- What to work on
Repeat, exactly and completely, the material that follows. Omit the pictures.

(Data listing)

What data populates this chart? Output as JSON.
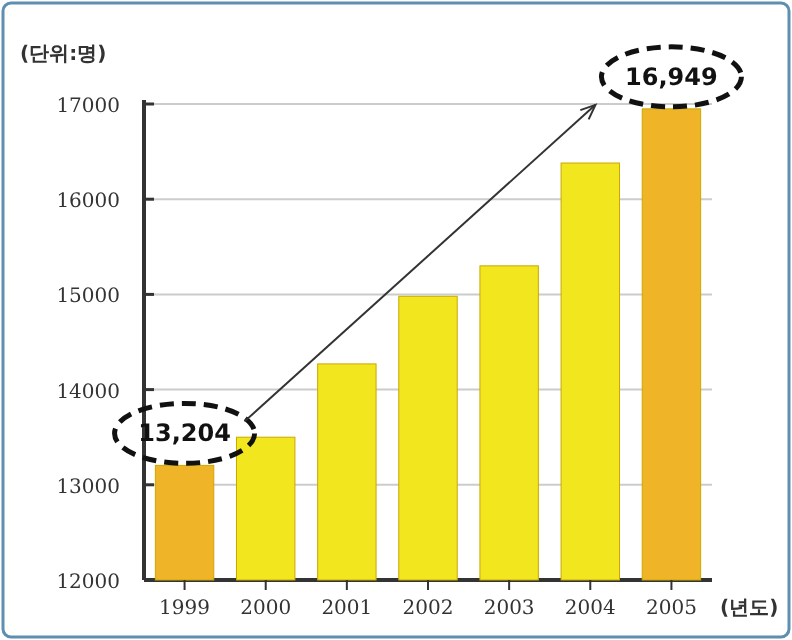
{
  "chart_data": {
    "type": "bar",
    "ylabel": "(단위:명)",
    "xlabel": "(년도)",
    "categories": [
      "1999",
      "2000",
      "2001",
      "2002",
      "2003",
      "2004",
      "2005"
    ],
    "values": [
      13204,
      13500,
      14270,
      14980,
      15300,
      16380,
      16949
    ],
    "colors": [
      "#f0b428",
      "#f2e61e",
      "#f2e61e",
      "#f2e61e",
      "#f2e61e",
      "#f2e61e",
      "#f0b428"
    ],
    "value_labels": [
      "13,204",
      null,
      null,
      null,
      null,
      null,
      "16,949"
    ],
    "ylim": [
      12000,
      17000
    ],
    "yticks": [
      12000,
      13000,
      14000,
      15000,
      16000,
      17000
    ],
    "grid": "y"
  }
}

- Solution below
What data populates this chart? Output as JSON.
{
  "chart_data": {
    "type": "bar",
    "ylabel": "(단위:명)",
    "xlabel": "(년도)",
    "categories": [
      "1999",
      "2000",
      "2001",
      "2002",
      "2003",
      "2004",
      "2005"
    ],
    "values": [
      13204,
      13500,
      14270,
      14980,
      15300,
      16380,
      16949
    ],
    "colors": [
      "#f0b428",
      "#f2e61e",
      "#f2e61e",
      "#f2e61e",
      "#f2e61e",
      "#f2e61e",
      "#f0b428"
    ],
    "value_labels": [
      "13,204",
      null,
      null,
      null,
      null,
      null,
      "16,949"
    ],
    "ylim": [
      12000,
      17000
    ],
    "yticks": [
      12000,
      13000,
      14000,
      15000,
      16000,
      17000
    ],
    "grid": "y"
  }
}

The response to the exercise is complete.